What to do: Omit the pictures, then write out every entry exactly as it reads.

-- begin --

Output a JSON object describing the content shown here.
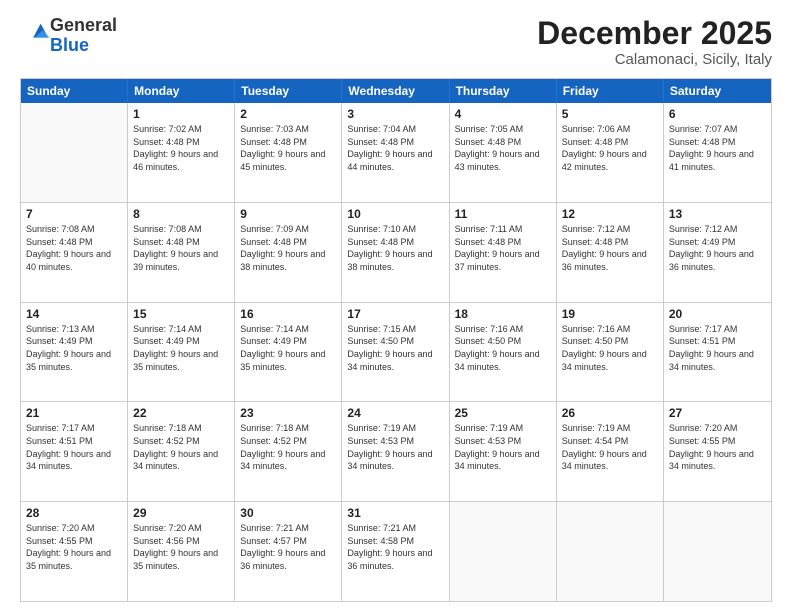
{
  "header": {
    "logo_general": "General",
    "logo_blue": "Blue",
    "month": "December 2025",
    "location": "Calamonaci, Sicily, Italy"
  },
  "days_of_week": [
    "Sunday",
    "Monday",
    "Tuesday",
    "Wednesday",
    "Thursday",
    "Friday",
    "Saturday"
  ],
  "weeks": [
    [
      {
        "day": "",
        "empty": true
      },
      {
        "day": "1",
        "sunrise": "Sunrise: 7:02 AM",
        "sunset": "Sunset: 4:48 PM",
        "daylight": "Daylight: 9 hours and 46 minutes."
      },
      {
        "day": "2",
        "sunrise": "Sunrise: 7:03 AM",
        "sunset": "Sunset: 4:48 PM",
        "daylight": "Daylight: 9 hours and 45 minutes."
      },
      {
        "day": "3",
        "sunrise": "Sunrise: 7:04 AM",
        "sunset": "Sunset: 4:48 PM",
        "daylight": "Daylight: 9 hours and 44 minutes."
      },
      {
        "day": "4",
        "sunrise": "Sunrise: 7:05 AM",
        "sunset": "Sunset: 4:48 PM",
        "daylight": "Daylight: 9 hours and 43 minutes."
      },
      {
        "day": "5",
        "sunrise": "Sunrise: 7:06 AM",
        "sunset": "Sunset: 4:48 PM",
        "daylight": "Daylight: 9 hours and 42 minutes."
      },
      {
        "day": "6",
        "sunrise": "Sunrise: 7:07 AM",
        "sunset": "Sunset: 4:48 PM",
        "daylight": "Daylight: 9 hours and 41 minutes."
      }
    ],
    [
      {
        "day": "7",
        "sunrise": "Sunrise: 7:08 AM",
        "sunset": "Sunset: 4:48 PM",
        "daylight": "Daylight: 9 hours and 40 minutes."
      },
      {
        "day": "8",
        "sunrise": "Sunrise: 7:08 AM",
        "sunset": "Sunset: 4:48 PM",
        "daylight": "Daylight: 9 hours and 39 minutes."
      },
      {
        "day": "9",
        "sunrise": "Sunrise: 7:09 AM",
        "sunset": "Sunset: 4:48 PM",
        "daylight": "Daylight: 9 hours and 38 minutes."
      },
      {
        "day": "10",
        "sunrise": "Sunrise: 7:10 AM",
        "sunset": "Sunset: 4:48 PM",
        "daylight": "Daylight: 9 hours and 38 minutes."
      },
      {
        "day": "11",
        "sunrise": "Sunrise: 7:11 AM",
        "sunset": "Sunset: 4:48 PM",
        "daylight": "Daylight: 9 hours and 37 minutes."
      },
      {
        "day": "12",
        "sunrise": "Sunrise: 7:12 AM",
        "sunset": "Sunset: 4:48 PM",
        "daylight": "Daylight: 9 hours and 36 minutes."
      },
      {
        "day": "13",
        "sunrise": "Sunrise: 7:12 AM",
        "sunset": "Sunset: 4:49 PM",
        "daylight": "Daylight: 9 hours and 36 minutes."
      }
    ],
    [
      {
        "day": "14",
        "sunrise": "Sunrise: 7:13 AM",
        "sunset": "Sunset: 4:49 PM",
        "daylight": "Daylight: 9 hours and 35 minutes."
      },
      {
        "day": "15",
        "sunrise": "Sunrise: 7:14 AM",
        "sunset": "Sunset: 4:49 PM",
        "daylight": "Daylight: 9 hours and 35 minutes."
      },
      {
        "day": "16",
        "sunrise": "Sunrise: 7:14 AM",
        "sunset": "Sunset: 4:49 PM",
        "daylight": "Daylight: 9 hours and 35 minutes."
      },
      {
        "day": "17",
        "sunrise": "Sunrise: 7:15 AM",
        "sunset": "Sunset: 4:50 PM",
        "daylight": "Daylight: 9 hours and 34 minutes."
      },
      {
        "day": "18",
        "sunrise": "Sunrise: 7:16 AM",
        "sunset": "Sunset: 4:50 PM",
        "daylight": "Daylight: 9 hours and 34 minutes."
      },
      {
        "day": "19",
        "sunrise": "Sunrise: 7:16 AM",
        "sunset": "Sunset: 4:50 PM",
        "daylight": "Daylight: 9 hours and 34 minutes."
      },
      {
        "day": "20",
        "sunrise": "Sunrise: 7:17 AM",
        "sunset": "Sunset: 4:51 PM",
        "daylight": "Daylight: 9 hours and 34 minutes."
      }
    ],
    [
      {
        "day": "21",
        "sunrise": "Sunrise: 7:17 AM",
        "sunset": "Sunset: 4:51 PM",
        "daylight": "Daylight: 9 hours and 34 minutes."
      },
      {
        "day": "22",
        "sunrise": "Sunrise: 7:18 AM",
        "sunset": "Sunset: 4:52 PM",
        "daylight": "Daylight: 9 hours and 34 minutes."
      },
      {
        "day": "23",
        "sunrise": "Sunrise: 7:18 AM",
        "sunset": "Sunset: 4:52 PM",
        "daylight": "Daylight: 9 hours and 34 minutes."
      },
      {
        "day": "24",
        "sunrise": "Sunrise: 7:19 AM",
        "sunset": "Sunset: 4:53 PM",
        "daylight": "Daylight: 9 hours and 34 minutes."
      },
      {
        "day": "25",
        "sunrise": "Sunrise: 7:19 AM",
        "sunset": "Sunset: 4:53 PM",
        "daylight": "Daylight: 9 hours and 34 minutes."
      },
      {
        "day": "26",
        "sunrise": "Sunrise: 7:19 AM",
        "sunset": "Sunset: 4:54 PM",
        "daylight": "Daylight: 9 hours and 34 minutes."
      },
      {
        "day": "27",
        "sunrise": "Sunrise: 7:20 AM",
        "sunset": "Sunset: 4:55 PM",
        "daylight": "Daylight: 9 hours and 34 minutes."
      }
    ],
    [
      {
        "day": "28",
        "sunrise": "Sunrise: 7:20 AM",
        "sunset": "Sunset: 4:55 PM",
        "daylight": "Daylight: 9 hours and 35 minutes."
      },
      {
        "day": "29",
        "sunrise": "Sunrise: 7:20 AM",
        "sunset": "Sunset: 4:56 PM",
        "daylight": "Daylight: 9 hours and 35 minutes."
      },
      {
        "day": "30",
        "sunrise": "Sunrise: 7:21 AM",
        "sunset": "Sunset: 4:57 PM",
        "daylight": "Daylight: 9 hours and 36 minutes."
      },
      {
        "day": "31",
        "sunrise": "Sunrise: 7:21 AM",
        "sunset": "Sunset: 4:58 PM",
        "daylight": "Daylight: 9 hours and 36 minutes."
      },
      {
        "day": "",
        "empty": true
      },
      {
        "day": "",
        "empty": true
      },
      {
        "day": "",
        "empty": true
      }
    ]
  ]
}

-- end --

Response to the task:
Output a JSON object describing the content shown here.
{
  "header": {
    "logo_general": "General",
    "logo_blue": "Blue",
    "month": "December 2025",
    "location": "Calamonaci, Sicily, Italy"
  },
  "days_of_week": [
    "Sunday",
    "Monday",
    "Tuesday",
    "Wednesday",
    "Thursday",
    "Friday",
    "Saturday"
  ],
  "weeks": [
    [
      {
        "day": "",
        "empty": true
      },
      {
        "day": "1",
        "sunrise": "Sunrise: 7:02 AM",
        "sunset": "Sunset: 4:48 PM",
        "daylight": "Daylight: 9 hours and 46 minutes."
      },
      {
        "day": "2",
        "sunrise": "Sunrise: 7:03 AM",
        "sunset": "Sunset: 4:48 PM",
        "daylight": "Daylight: 9 hours and 45 minutes."
      },
      {
        "day": "3",
        "sunrise": "Sunrise: 7:04 AM",
        "sunset": "Sunset: 4:48 PM",
        "daylight": "Daylight: 9 hours and 44 minutes."
      },
      {
        "day": "4",
        "sunrise": "Sunrise: 7:05 AM",
        "sunset": "Sunset: 4:48 PM",
        "daylight": "Daylight: 9 hours and 43 minutes."
      },
      {
        "day": "5",
        "sunrise": "Sunrise: 7:06 AM",
        "sunset": "Sunset: 4:48 PM",
        "daylight": "Daylight: 9 hours and 42 minutes."
      },
      {
        "day": "6",
        "sunrise": "Sunrise: 7:07 AM",
        "sunset": "Sunset: 4:48 PM",
        "daylight": "Daylight: 9 hours and 41 minutes."
      }
    ],
    [
      {
        "day": "7",
        "sunrise": "Sunrise: 7:08 AM",
        "sunset": "Sunset: 4:48 PM",
        "daylight": "Daylight: 9 hours and 40 minutes."
      },
      {
        "day": "8",
        "sunrise": "Sunrise: 7:08 AM",
        "sunset": "Sunset: 4:48 PM",
        "daylight": "Daylight: 9 hours and 39 minutes."
      },
      {
        "day": "9",
        "sunrise": "Sunrise: 7:09 AM",
        "sunset": "Sunset: 4:48 PM",
        "daylight": "Daylight: 9 hours and 38 minutes."
      },
      {
        "day": "10",
        "sunrise": "Sunrise: 7:10 AM",
        "sunset": "Sunset: 4:48 PM",
        "daylight": "Daylight: 9 hours and 38 minutes."
      },
      {
        "day": "11",
        "sunrise": "Sunrise: 7:11 AM",
        "sunset": "Sunset: 4:48 PM",
        "daylight": "Daylight: 9 hours and 37 minutes."
      },
      {
        "day": "12",
        "sunrise": "Sunrise: 7:12 AM",
        "sunset": "Sunset: 4:48 PM",
        "daylight": "Daylight: 9 hours and 36 minutes."
      },
      {
        "day": "13",
        "sunrise": "Sunrise: 7:12 AM",
        "sunset": "Sunset: 4:49 PM",
        "daylight": "Daylight: 9 hours and 36 minutes."
      }
    ],
    [
      {
        "day": "14",
        "sunrise": "Sunrise: 7:13 AM",
        "sunset": "Sunset: 4:49 PM",
        "daylight": "Daylight: 9 hours and 35 minutes."
      },
      {
        "day": "15",
        "sunrise": "Sunrise: 7:14 AM",
        "sunset": "Sunset: 4:49 PM",
        "daylight": "Daylight: 9 hours and 35 minutes."
      },
      {
        "day": "16",
        "sunrise": "Sunrise: 7:14 AM",
        "sunset": "Sunset: 4:49 PM",
        "daylight": "Daylight: 9 hours and 35 minutes."
      },
      {
        "day": "17",
        "sunrise": "Sunrise: 7:15 AM",
        "sunset": "Sunset: 4:50 PM",
        "daylight": "Daylight: 9 hours and 34 minutes."
      },
      {
        "day": "18",
        "sunrise": "Sunrise: 7:16 AM",
        "sunset": "Sunset: 4:50 PM",
        "daylight": "Daylight: 9 hours and 34 minutes."
      },
      {
        "day": "19",
        "sunrise": "Sunrise: 7:16 AM",
        "sunset": "Sunset: 4:50 PM",
        "daylight": "Daylight: 9 hours and 34 minutes."
      },
      {
        "day": "20",
        "sunrise": "Sunrise: 7:17 AM",
        "sunset": "Sunset: 4:51 PM",
        "daylight": "Daylight: 9 hours and 34 minutes."
      }
    ],
    [
      {
        "day": "21",
        "sunrise": "Sunrise: 7:17 AM",
        "sunset": "Sunset: 4:51 PM",
        "daylight": "Daylight: 9 hours and 34 minutes."
      },
      {
        "day": "22",
        "sunrise": "Sunrise: 7:18 AM",
        "sunset": "Sunset: 4:52 PM",
        "daylight": "Daylight: 9 hours and 34 minutes."
      },
      {
        "day": "23",
        "sunrise": "Sunrise: 7:18 AM",
        "sunset": "Sunset: 4:52 PM",
        "daylight": "Daylight: 9 hours and 34 minutes."
      },
      {
        "day": "24",
        "sunrise": "Sunrise: 7:19 AM",
        "sunset": "Sunset: 4:53 PM",
        "daylight": "Daylight: 9 hours and 34 minutes."
      },
      {
        "day": "25",
        "sunrise": "Sunrise: 7:19 AM",
        "sunset": "Sunset: 4:53 PM",
        "daylight": "Daylight: 9 hours and 34 minutes."
      },
      {
        "day": "26",
        "sunrise": "Sunrise: 7:19 AM",
        "sunset": "Sunset: 4:54 PM",
        "daylight": "Daylight: 9 hours and 34 minutes."
      },
      {
        "day": "27",
        "sunrise": "Sunrise: 7:20 AM",
        "sunset": "Sunset: 4:55 PM",
        "daylight": "Daylight: 9 hours and 34 minutes."
      }
    ],
    [
      {
        "day": "28",
        "sunrise": "Sunrise: 7:20 AM",
        "sunset": "Sunset: 4:55 PM",
        "daylight": "Daylight: 9 hours and 35 minutes."
      },
      {
        "day": "29",
        "sunrise": "Sunrise: 7:20 AM",
        "sunset": "Sunset: 4:56 PM",
        "daylight": "Daylight: 9 hours and 35 minutes."
      },
      {
        "day": "30",
        "sunrise": "Sunrise: 7:21 AM",
        "sunset": "Sunset: 4:57 PM",
        "daylight": "Daylight: 9 hours and 36 minutes."
      },
      {
        "day": "31",
        "sunrise": "Sunrise: 7:21 AM",
        "sunset": "Sunset: 4:58 PM",
        "daylight": "Daylight: 9 hours and 36 minutes."
      },
      {
        "day": "",
        "empty": true
      },
      {
        "day": "",
        "empty": true
      },
      {
        "day": "",
        "empty": true
      }
    ]
  ]
}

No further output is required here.